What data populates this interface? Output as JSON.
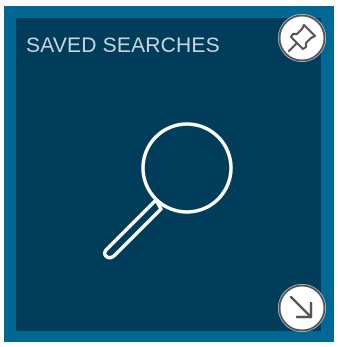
{
  "tile": {
    "title": "SAVED SEARCHES",
    "main_icon": "search-icon",
    "pin_icon": "pin-icon",
    "open_icon": "arrow-down-right-icon"
  },
  "colors": {
    "tile_border": "#006892",
    "tile_background": "#003d5b",
    "title_text": "#c9d6de",
    "icon_stroke": "#ffffff",
    "button_background": "#ffffff",
    "button_icon": "#555555"
  }
}
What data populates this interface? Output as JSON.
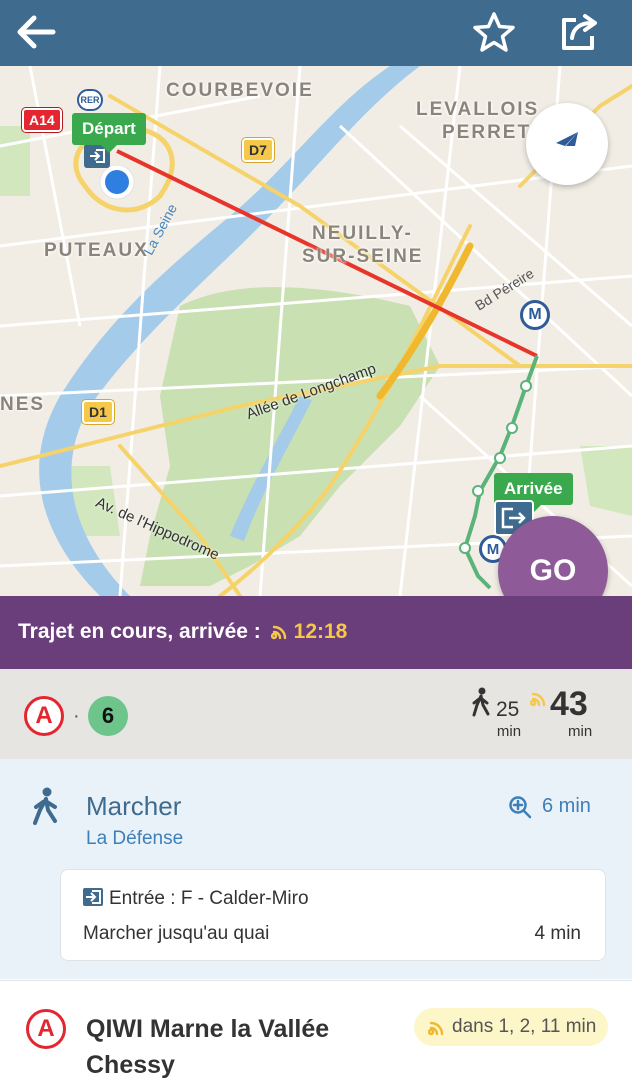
{
  "header": {
    "back_icon": "arrow-left-icon",
    "favorite_icon": "star-icon",
    "share_icon": "share-icon",
    "color": "#3f6b8f"
  },
  "map": {
    "place_labels": [
      "COURBEVOIE",
      "LEVALLOIS",
      "PERRET",
      "NEUILLY-",
      "SUR-SEINE",
      "PUTEAUX",
      "NES"
    ],
    "road_labels": [
      "La Seine",
      "Bd Péreire",
      "Allée de Longchamp",
      "Av. de l'Hippodrome"
    ],
    "road_badges": [
      "A14",
      "D7",
      "D1"
    ],
    "rer_badge": "RER",
    "metro_badge": "M",
    "departure_label": "Départ",
    "arrival_label": "Arrivée",
    "go_label": "GO"
  },
  "status": {
    "text": "Trajet en cours, arrivée :",
    "time": "12:18",
    "bg": "#6a3e7a",
    "accent": "#f6c74a"
  },
  "summary": {
    "lines": [
      "A",
      "6"
    ],
    "separator": "·",
    "walk_minutes": "25",
    "walk_unit": "min",
    "total_minutes": "43",
    "total_unit": "min"
  },
  "walk_step": {
    "title": "Marcher",
    "subtitle": "La Défense",
    "duration": "6 min",
    "entrance": "Entrée : F - Calder-Miro",
    "to_platform": "Marcher jusqu'au quai",
    "to_platform_duration": "4 min"
  },
  "transit_step": {
    "line": "A",
    "destination": "QIWI Marne la Vallée Chessy",
    "next_departures": "dans 1, 2, 11 min"
  }
}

§

▶ Objective
Reproduce the listing above exactly, excluding all pictures.

▶ Result
What data populates this interface? Output as JSON.
{
  "tile": {
    "title": "SAVED SEARCHES",
    "main_icon": "search-icon",
    "pin_icon": "pin-icon",
    "open_icon": "arrow-down-right-icon"
  },
  "colors": {
    "tile_border": "#006892",
    "tile_background": "#003d5b",
    "title_text": "#c9d6de",
    "icon_stroke": "#ffffff",
    "button_background": "#ffffff",
    "button_icon": "#555555"
  }
}
What data populates this interface? Output as JSON.
{
  "header": {
    "back_icon": "arrow-left-icon",
    "favorite_icon": "star-icon",
    "share_icon": "share-icon",
    "color": "#3f6b8f"
  },
  "map": {
    "place_labels": [
      "COURBEVOIE",
      "LEVALLOIS",
      "PERRET",
      "NEUILLY-",
      "SUR-SEINE",
      "PUTEAUX",
      "NES"
    ],
    "road_labels": [
      "La Seine",
      "Bd Péreire",
      "Allée de Longchamp",
      "Av. de l'Hippodrome"
    ],
    "road_badges": [
      "A14",
      "D7",
      "D1"
    ],
    "rer_badge": "RER",
    "metro_badge": "M",
    "departure_label": "Départ",
    "arrival_label": "Arrivée",
    "go_label": "GO"
  },
  "status": {
    "text": "Trajet en cours, arrivée :",
    "time": "12:18",
    "bg": "#6a3e7a",
    "accent": "#f6c74a"
  },
  "summary": {
    "lines": [
      "A",
      "6"
    ],
    "separator": "·",
    "walk_minutes": "25",
    "walk_unit": "min",
    "total_minutes": "43",
    "total_unit": "min"
  },
  "walk_step": {
    "title": "Marcher",
    "subtitle": "La Défense",
    "duration": "6 min",
    "entrance": "Entrée : F - Calder-Miro",
    "to_platform": "Marcher jusqu'au quai",
    "to_platform_duration": "4 min"
  },
  "transit_step": {
    "line": "A",
    "destination": "QIWI Marne la Vallée Chessy",
    "next_departures": "dans 1, 2, 11 min"
  }
}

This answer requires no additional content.